** Start of RECORDS **

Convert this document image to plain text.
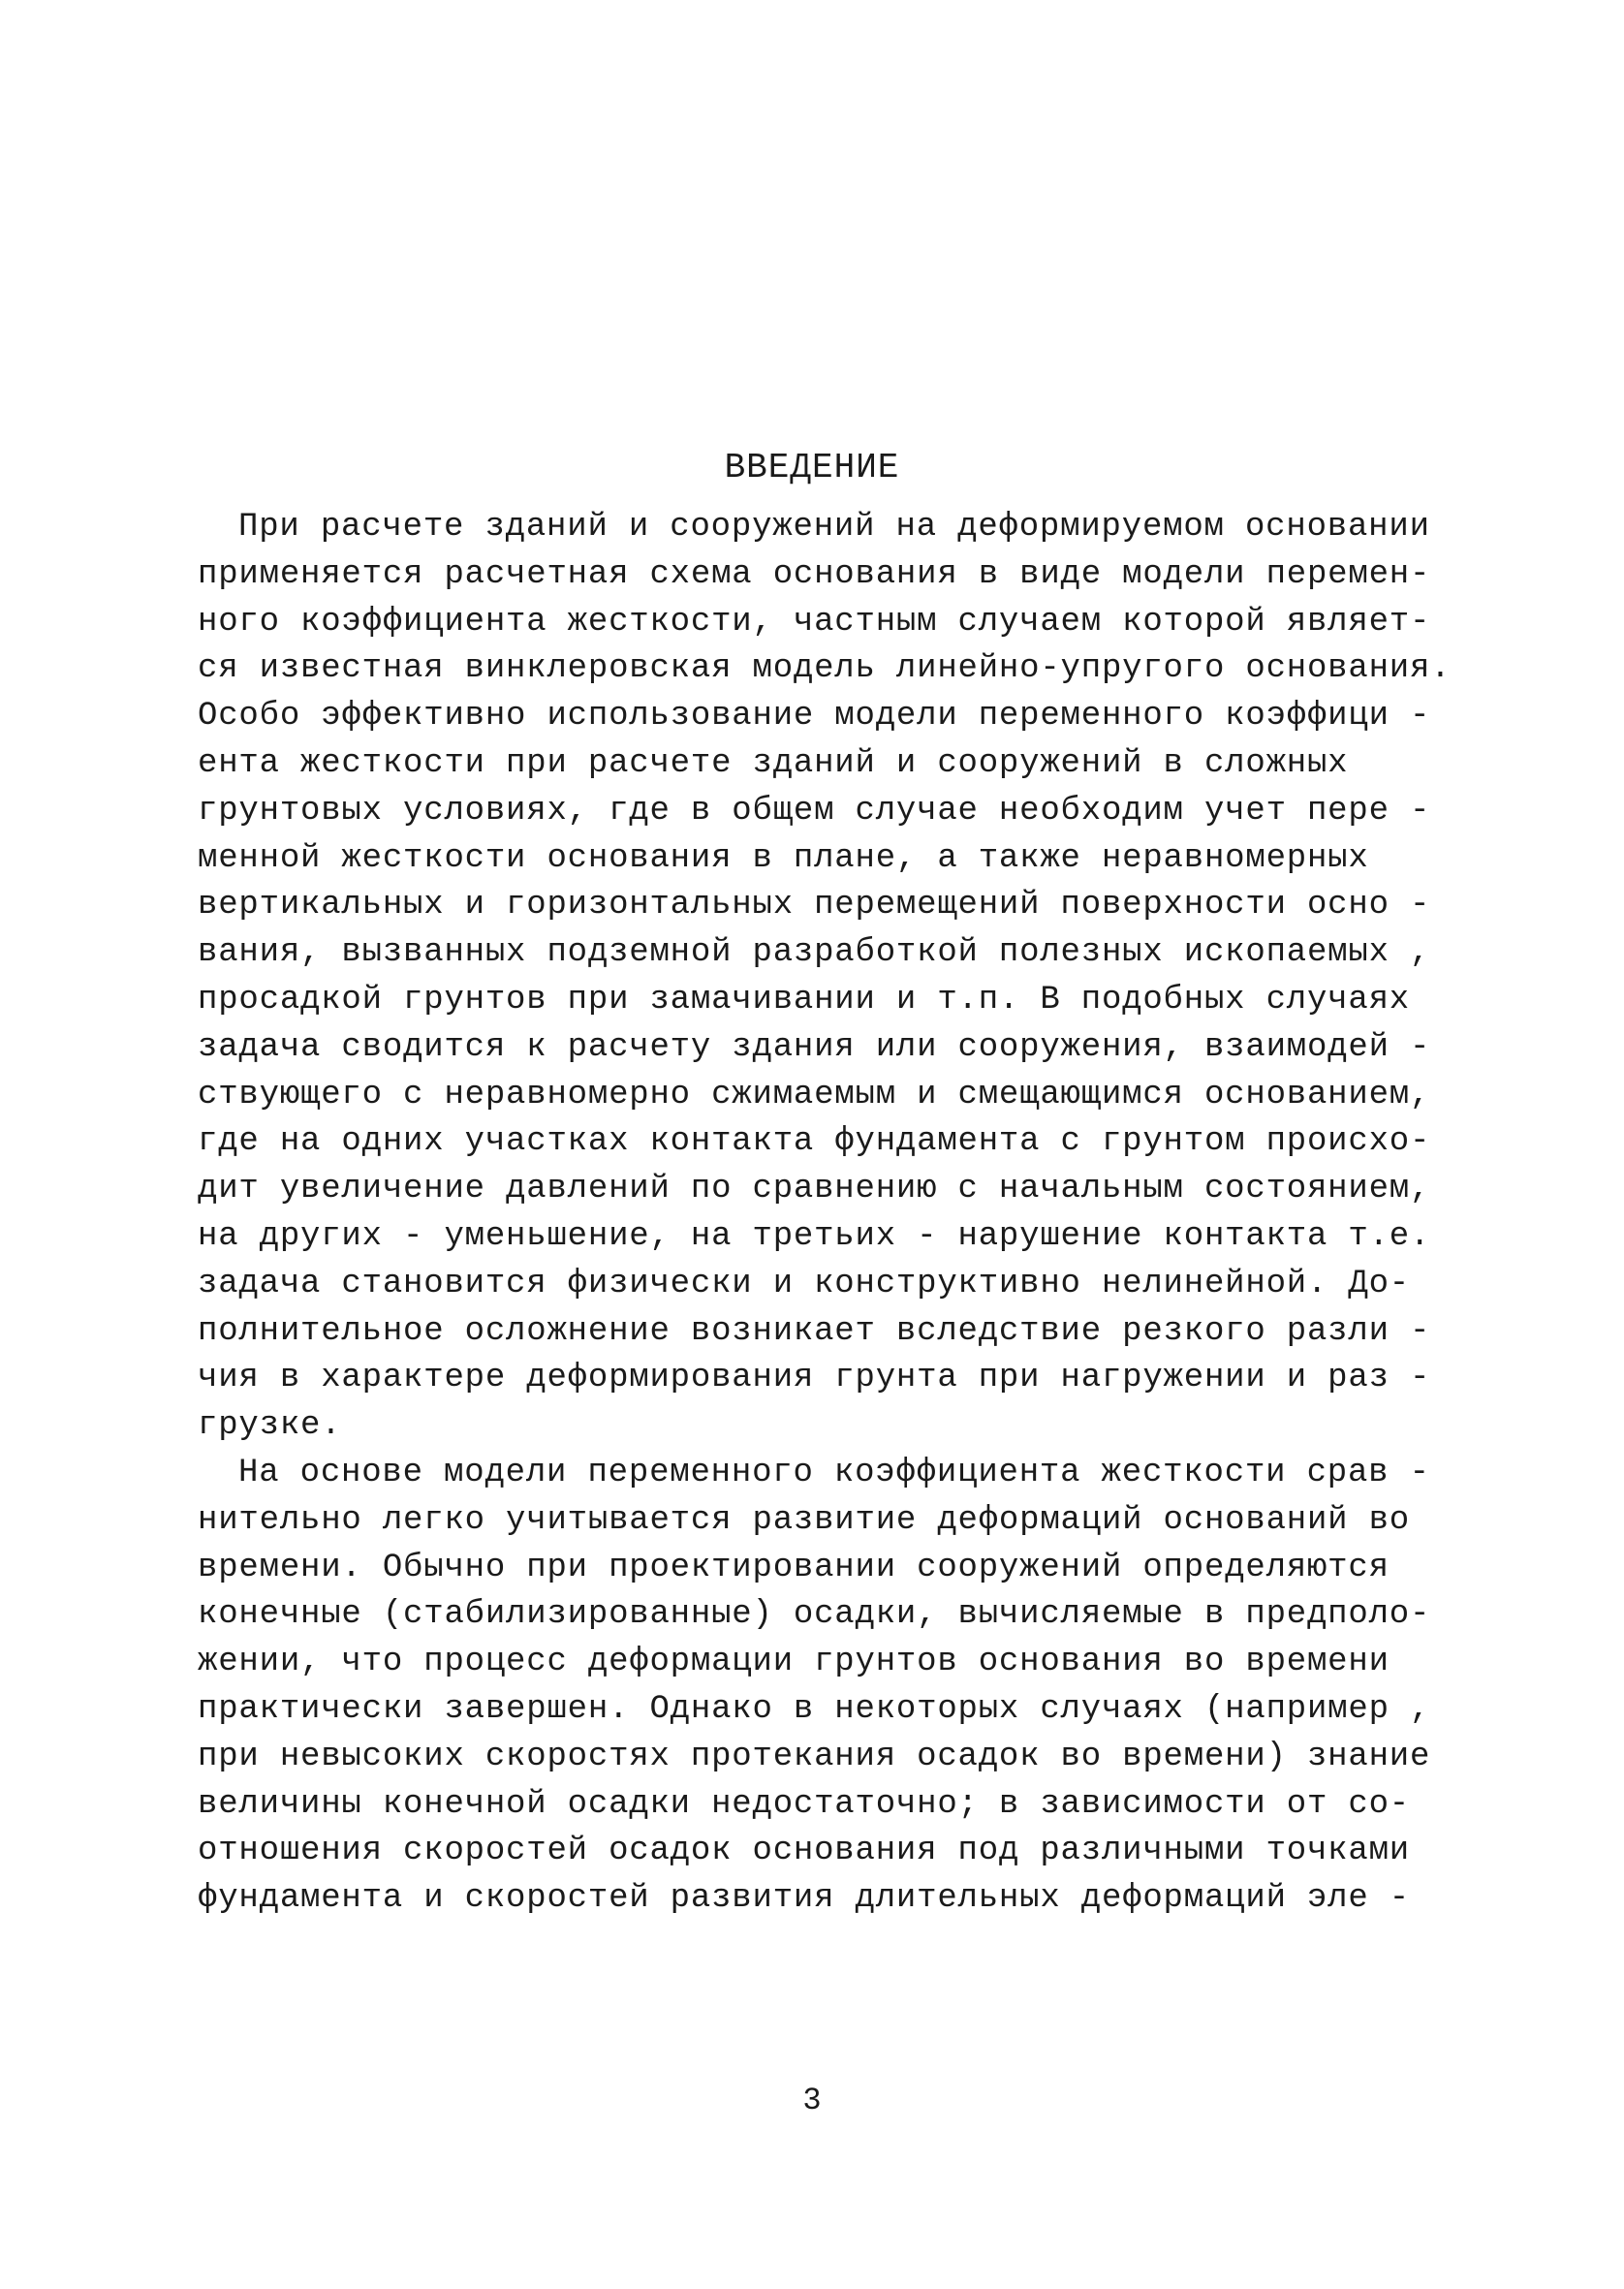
ВВЕДЕНИЕ
При расчете зданий и сооружений на деформируемом основании
применяется расчетная схема основания в виде модели перемен-
ного коэффициента жесткости, частным случаем которой являет-
ся известная винклеровская модель линейно-упругого основания.
Особо эффективно использование модели переменного коэффици -
ента жесткости при расчете зданий и сооружений в сложных
грунтовых условиях, где в общем случае необходим учет пере -
менной жесткости основания в плане, а также неравномерных
вертикальных и горизонтальных перемещений поверхности осно -
вания, вызванных подземной разработкой полезных ископаемых ,
просадкой грунтов при замачивании и т.п. В подобных случаях
задача сводится к расчету здания или сооружения, взаимодей -
ствующего с неравномерно сжимаемым и смещающимся основанием,
где на одних участках контакта фундамента с грунтом происхо-
дит увеличение давлений по сравнению с начальным состоянием,
на других - уменьшение, на третьих - нарушение контакта т.е.
задача становится физически и конструктивно нелинейной. До-
полнительное осложнение возникает вследствие резкого разли -
чия в характере деформирования грунта при нагружении и раз -
грузке.
На основе модели переменного коэффициента жесткости срав -
нительно легко учитывается развитие деформаций оснований во
времени. Обычно при проектировании сооружений определяются
конечные (стабилизированные) осадки, вычисляемые в предполо-
жении, что процесс деформации грунтов основания во времени
практически завершен. Однако в некоторых случаях (например ,
при невысоких скоростях протекания осадок во времени) знание
величины конечной осадки недостаточно; в зависимости от со-
отношения скоростей осадок основания под различными точками
фундамента и скоростей развития длительных деформаций эле -
3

** End of RECORDS **

**GIVEN TASK:**
Give the count of lines holding the word "осадки" and nothing more.

**RESPONSE TO THE TASK:**
2